## START Source records

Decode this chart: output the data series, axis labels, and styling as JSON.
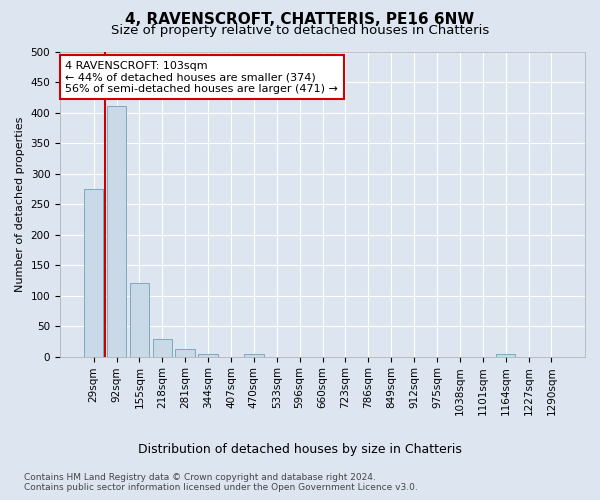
{
  "title1": "4, RAVENSCROFT, CHATTERIS, PE16 6NW",
  "title2": "Size of property relative to detached houses in Chatteris",
  "xlabel": "Distribution of detached houses by size in Chatteris",
  "ylabel": "Number of detached properties",
  "categories": [
    "29sqm",
    "92sqm",
    "155sqm",
    "218sqm",
    "281sqm",
    "344sqm",
    "407sqm",
    "470sqm",
    "533sqm",
    "596sqm",
    "660sqm",
    "723sqm",
    "786sqm",
    "849sqm",
    "912sqm",
    "975sqm",
    "1038sqm",
    "1101sqm",
    "1164sqm",
    "1227sqm",
    "1290sqm"
  ],
  "values": [
    275,
    410,
    120,
    28,
    13,
    4,
    0,
    4,
    0,
    0,
    0,
    0,
    0,
    0,
    0,
    0,
    0,
    0,
    4,
    0,
    0
  ],
  "bar_color": "#c9d9e8",
  "bar_edge_color": "#7aaabf",
  "highlight_line_color": "#cc0000",
  "annotation_text": "4 RAVENSCROFT: 103sqm\n← 44% of detached houses are smaller (374)\n56% of semi-detached houses are larger (471) →",
  "annotation_box_color": "#ffffff",
  "annotation_box_edge": "#cc0000",
  "ylim": [
    0,
    500
  ],
  "yticks": [
    0,
    50,
    100,
    150,
    200,
    250,
    300,
    350,
    400,
    450,
    500
  ],
  "footer1": "Contains HM Land Registry data © Crown copyright and database right 2024.",
  "footer2": "Contains public sector information licensed under the Open Government Licence v3.0.",
  "bg_color": "#dde6f0",
  "plot_bg_color": "#dde6f0",
  "grid_color": "#ffffff",
  "title1_fontsize": 11,
  "title2_fontsize": 9.5,
  "xlabel_fontsize": 9,
  "ylabel_fontsize": 8,
  "tick_fontsize": 7.5,
  "annotation_fontsize": 8,
  "footer_fontsize": 6.5
}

## END Source records

• Instruction: Where a line in the material contains "ffffff", copy that line.

• Task response:
  "annotation_box_color": "#ffffff",
  "grid_color": "#ffffff",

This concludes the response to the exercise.